[Extracted data entries]
= = =

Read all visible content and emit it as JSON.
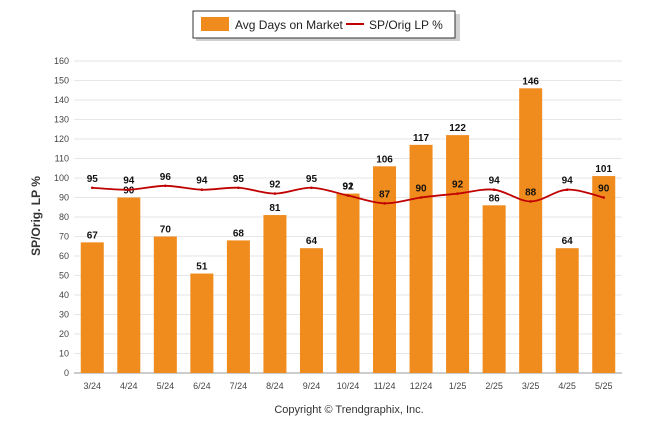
{
  "chart_data": {
    "type": "bar",
    "categories": [
      "3/24",
      "4/24",
      "5/24",
      "6/24",
      "7/24",
      "8/24",
      "9/24",
      "10/24",
      "11/24",
      "12/24",
      "1/25",
      "2/25",
      "3/25",
      "4/25",
      "5/25"
    ],
    "series": [
      {
        "name": "Avg Days on Market",
        "type": "bar",
        "color": "#F08C1E",
        "values": [
          67,
          90,
          70,
          51,
          68,
          81,
          64,
          92,
          106,
          117,
          122,
          86,
          146,
          64,
          101
        ],
        "labels": [
          "67",
          "90",
          "70",
          "51",
          "68",
          "81",
          "64",
          "92",
          "106",
          "117",
          "122",
          "86",
          "146",
          "64",
          "101"
        ]
      },
      {
        "name": "SP/Orig LP %",
        "type": "line",
        "color": "#C00000",
        "values": [
          95,
          94,
          96,
          94,
          95,
          92,
          95,
          91,
          87,
          90,
          92,
          94,
          88,
          94,
          90
        ],
        "labels": [
          "95",
          "94",
          "96",
          "94",
          "95",
          "92",
          "95",
          "91",
          "87",
          "90",
          "92",
          "94",
          "88",
          "94",
          "90"
        ]
      }
    ],
    "ylabel": "SP/Orig. LP %",
    "ylim": [
      0,
      160
    ],
    "yticks": [
      "0",
      "10",
      "20",
      "30",
      "40",
      "50",
      "60",
      "70",
      "80",
      "90",
      "100",
      "110",
      "120",
      "130",
      "140",
      "150",
      "160"
    ],
    "grid": true,
    "legend": "top-center"
  },
  "footer": {
    "copyright": "Copyright © Trendgraphix, Inc."
  }
}
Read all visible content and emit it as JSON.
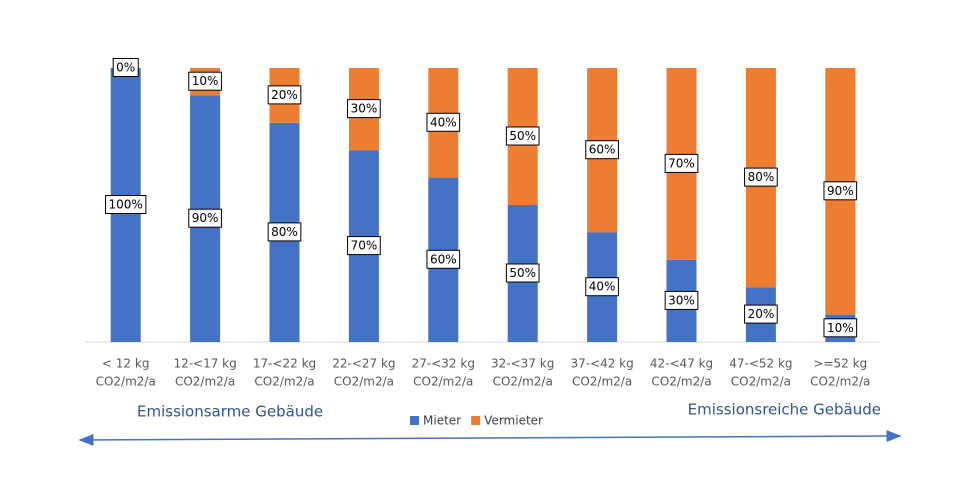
{
  "chart_data": {
    "type": "stacked_bar",
    "categories": [
      [
        "< 12 kg",
        "CO2/m2/a"
      ],
      [
        "12-<17 kg",
        "CO2/m2/a"
      ],
      [
        "17-<22 kg",
        "CO2/m2/a"
      ],
      [
        "22-<27 kg",
        "CO2/m2/a"
      ],
      [
        "27-<32 kg",
        "CO2/m2/a"
      ],
      [
        "32-<37 kg",
        "CO2/m2/a"
      ],
      [
        "37-<42 kg",
        "CO2/m2/a"
      ],
      [
        "42-<47 kg",
        "CO2/m2/a"
      ],
      [
        "47-<52 kg",
        "CO2/m2/a"
      ],
      [
        ">=52 kg",
        "CO2/m2/a"
      ]
    ],
    "series": [
      {
        "name": "Mieter",
        "color": "#4472c4",
        "values": [
          100,
          90,
          80,
          70,
          60,
          50,
          40,
          30,
          20,
          10
        ],
        "value_labels": [
          "100%",
          "90%",
          "80%",
          "70%",
          "60%",
          "50%",
          "40%",
          "30%",
          "20%",
          "10%"
        ]
      },
      {
        "name": "Vermieter",
        "color": "#ed7d31",
        "values": [
          0,
          10,
          20,
          30,
          40,
          50,
          60,
          70,
          80,
          90
        ],
        "value_labels": [
          "0%",
          "10%",
          "20%",
          "30%",
          "40%",
          "50%",
          "60%",
          "70%",
          "80%",
          "90%"
        ]
      }
    ],
    "annotations": [
      "Emissionsarme Gebäude",
      "Emissionsreiche Gebäude"
    ],
    "legend": "bottom"
  }
}
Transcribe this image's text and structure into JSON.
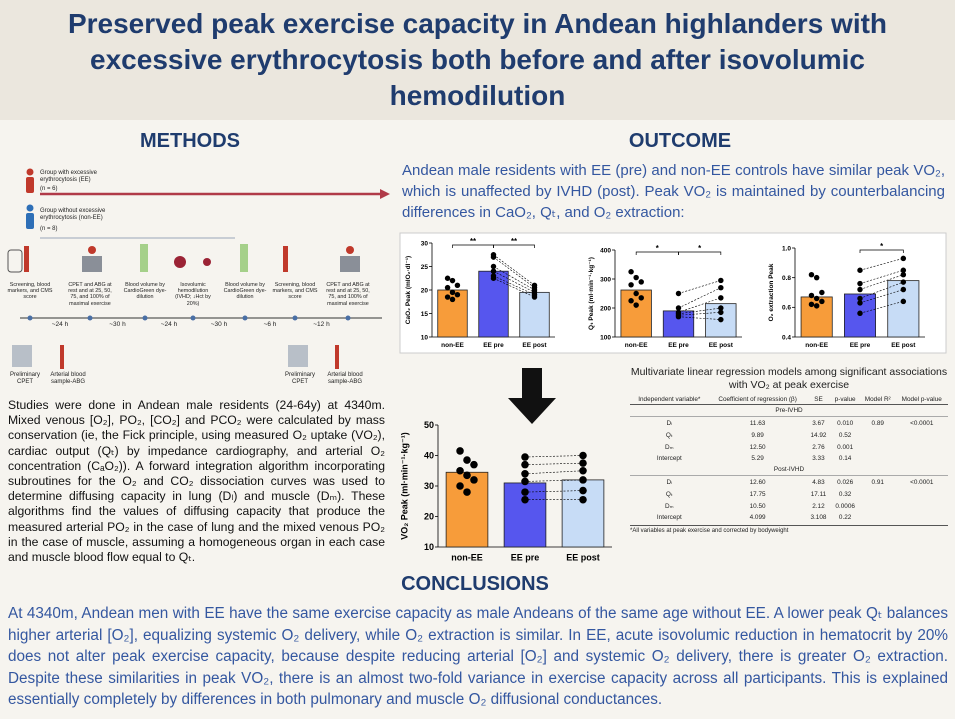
{
  "header": {
    "title": "Preserved peak exercise capacity in Andean highlanders with excessive erythrocytosis both before and after isovolumic hemodilution"
  },
  "methods": {
    "heading": "METHODS",
    "diagram": {
      "groups": [
        "Group with excessive erythrocytosis (EE)",
        "(n = 6)",
        "Group without excessive erythrocytosis (non-EE)",
        "(n = 8)"
      ],
      "steps": [
        "Screening, blood markers, and CMS score",
        "CPET and ABG at rest and at 25, 50, 75, and 100% of maximal exercise",
        "Blood volume by CardioGreen dye-dilution",
        "Isovolumic hemodilution (IVHD; ↓Hct by 20%)",
        "Blood volume by CardioGreen dye-dilution",
        "Screening, blood markers, and CMS score",
        "CPET and ABG at rest and at 25, 50, 75, and 100% of maximal exercise"
      ],
      "times": [
        "~24 h",
        "~30 h",
        "~24 h",
        "~30 h",
        "~6 h",
        "~12 h"
      ],
      "bottom": [
        "Preliminary CPET",
        "Arterial blood sample-ABG",
        "Preliminary CPET",
        "Arterial blood sample-ABG"
      ]
    },
    "text": "Studies were done in Andean male residents (24-64y) at 4340m. Mixed venous [O₂], PO₂, [CO₂] and PCO₂ were calculated by mass conservation (ie, the Fick principle, using measured O₂ uptake (VO₂), cardiac output (Qₜ) by impedance cardiography, and arterial O₂ concentration (CₐO₂)). A forward integration algorithm incorporating subroutines for the O₂ and CO₂ dissociation curves was used to determine diffusing capacity in lung (Dₗ) and muscle (Dₘ). These algorithms find the values of diffusing capacity that produce the measured arterial PO₂ in the case of lung and the mixed venous PO₂ in the case of muscle, assuming a homogeneous organ in each case and muscle blood flow equal to Qₜ."
  },
  "outcome": {
    "heading": "OUTCOME",
    "text": "Andean male residents with EE (pre) and non-EE controls have similar peak VO₂, which is unaffected by IVHD (post). Peak VO₂ is maintained by counterbalancing differences in CaO₂, Qₜ, and O₂ extraction:"
  },
  "chart_data": [
    {
      "type": "bar",
      "y_label": "CaO₂ Peak (mlO₂·dl⁻¹)",
      "categories": [
        "non-EE",
        "EE pre",
        "EE post"
      ],
      "values": [
        20,
        24,
        19.5
      ],
      "colors": [
        "#f79c3a",
        "#5656ee",
        "#c7dcf6"
      ],
      "points": [
        [
          22.5,
          22,
          21,
          20.5,
          19.5,
          19,
          18.5,
          18
        ],
        [
          27.5,
          27,
          25,
          24,
          23,
          22.5
        ],
        [
          21,
          20.5,
          20,
          19.5,
          19,
          18.5
        ]
      ],
      "paired": true,
      "ylim": [
        10,
        30
      ],
      "yticks": [
        10,
        15,
        20,
        25,
        30
      ],
      "annotations": [
        {
          "text": "**",
          "from": 0,
          "to": 1
        },
        {
          "text": "**",
          "from": 1,
          "to": 2
        }
      ]
    },
    {
      "type": "bar",
      "y_label": "Qₜ Peak (ml·min⁻¹·kg⁻¹)",
      "categories": [
        "non-EE",
        "EE pre",
        "EE post"
      ],
      "values": [
        262,
        190,
        215
      ],
      "colors": [
        "#f79c3a",
        "#5656ee",
        "#c7dcf6"
      ],
      "points": [
        [
          325,
          305,
          290,
          280,
          250,
          235,
          225,
          210
        ],
        [
          250,
          200,
          185,
          180,
          175,
          170
        ],
        [
          295,
          270,
          235,
          200,
          185,
          160
        ]
      ],
      "paired": true,
      "ylim": [
        100,
        400
      ],
      "yticks": [
        100,
        200,
        300,
        400
      ],
      "annotations": [
        {
          "text": "*",
          "from": 0,
          "to": 1
        },
        {
          "text": "*",
          "from": 1,
          "to": 2
        }
      ]
    },
    {
      "type": "bar",
      "y_label": "O₂ extraction Peak",
      "categories": [
        "non-EE",
        "EE pre",
        "EE post"
      ],
      "values": [
        0.67,
        0.69,
        0.78
      ],
      "colors": [
        "#f79c3a",
        "#5656ee",
        "#c7dcf6"
      ],
      "points": [
        [
          0.82,
          0.8,
          0.7,
          0.68,
          0.66,
          0.64,
          0.62,
          0.61
        ],
        [
          0.85,
          0.76,
          0.72,
          0.66,
          0.63,
          0.56
        ],
        [
          0.93,
          0.85,
          0.82,
          0.77,
          0.72,
          0.64
        ]
      ],
      "paired": true,
      "ylim": [
        0.4,
        1
      ],
      "yticks": [
        0.4,
        0.6,
        0.8,
        {
          "value": 1,
          "label": "1.0"
        }
      ],
      "annotations": [
        {
          "text": "*",
          "from": 1,
          "to": 2
        }
      ]
    },
    {
      "type": "bar",
      "y_label": "VO₂ Peak (ml·min⁻¹·kg⁻¹)",
      "categories": [
        "non-EE",
        "EE pre",
        "EE post"
      ],
      "values": [
        34.5,
        31,
        32
      ],
      "colors": [
        "#f79c3a",
        "#5656ee",
        "#c7dcf6"
      ],
      "points": [
        [
          41.5,
          38.5,
          37,
          35,
          33.5,
          32,
          30,
          28
        ],
        [
          39.5,
          37,
          34,
          31.5,
          28,
          25.5
        ],
        [
          40,
          37.5,
          35,
          32,
          28.5,
          25.5
        ]
      ],
      "paired": true,
      "ylim": [
        10,
        50
      ],
      "yticks": [
        10,
        20,
        30,
        40,
        50
      ],
      "annotations": []
    }
  ],
  "table": {
    "title": "Multivariate linear regression models among significant associations with VO₂ at peak exercise",
    "headers": [
      "Independent variable*",
      "Coefficient of regression (β)",
      "SE",
      "p-value",
      "Model R²",
      "Model p-value"
    ],
    "sections": [
      {
        "name": "Pre-IVHD",
        "rows": [
          [
            "Dₗ",
            "11.63",
            "3.67",
            "0.010",
            "0.89",
            "<0.0001"
          ],
          [
            "Qₜ",
            "9.89",
            "14.92",
            "0.52"
          ],
          [
            "Dₘ",
            "12.50",
            "2.76",
            "0.001"
          ],
          [
            "Intercept",
            "5.29",
            "3.33",
            "0.14"
          ]
        ]
      },
      {
        "name": "Post-IVHD",
        "rows": [
          [
            "Dₗ",
            "12.60",
            "4.83",
            "0.026",
            "0.91",
            "<0.0001"
          ],
          [
            "Qₜ",
            "17.75",
            "17.11",
            "0.32"
          ],
          [
            "Dₘ",
            "10.50",
            "2.12",
            "0.0006"
          ],
          [
            "Intercept",
            "4.099",
            "3.108",
            "0.22"
          ]
        ]
      }
    ],
    "footnote": "*All variables at peak exercise and corrected by bodyweight"
  },
  "conclusions": {
    "heading": "CONCLUSIONS",
    "text": "At 4340m, Andean men with EE have the same exercise capacity as male Andeans of the same age without EE. A lower peak Qₜ balances higher arterial [O₂], equalizing systemic O₂ delivery, while O₂ extraction is similar. In EE, acute isovolumic reduction in hematocrit by 20% does not alter peak exercise capacity, because despite reducing arterial [O₂] and systemic O₂ delivery, there is greater O₂ extraction. Despite these similarities in peak VO₂, there is an almost two-fold variance in exercise capacity across all participants. This is explained essentially completely by differences in both pulmonary and muscle O₂ diffusional conductances."
  }
}
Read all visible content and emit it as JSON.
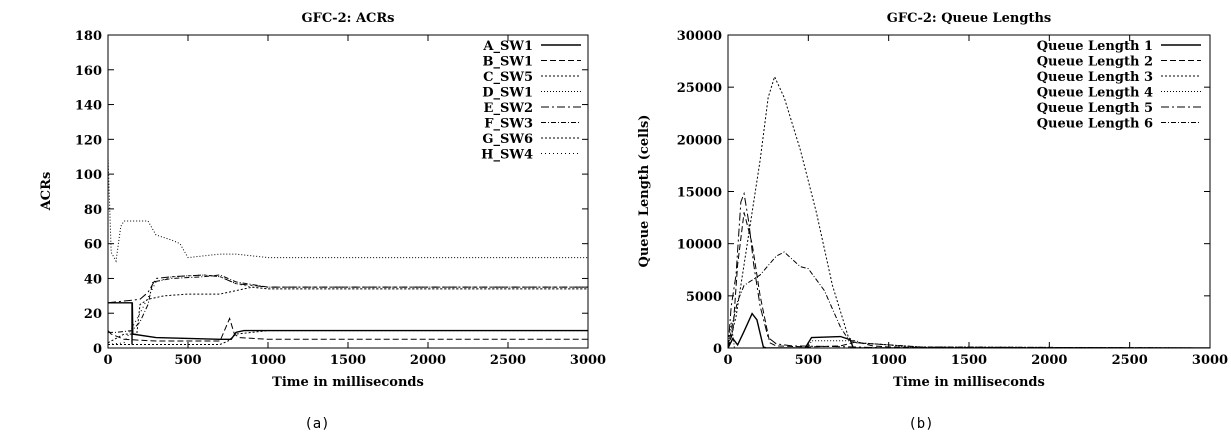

= = =

# Required task:
Each line in the data that holds the string "IVHD" should be found and copied.

# Worked answer:
        "Isovolumic hemodilution (IVHD; ↓Hct by 20%)",
    "text": "Andean male residents with EE (pre) and non-EE controls have similar peak VO₂, which is unaffected by IVHD (post). Peak VO₂ is maintained by counterbalancing differences in CaO₂, Qₜ, and O₂ extraction:"
        "name": "Pre-IVHD",
        "name": "Post-IVHD",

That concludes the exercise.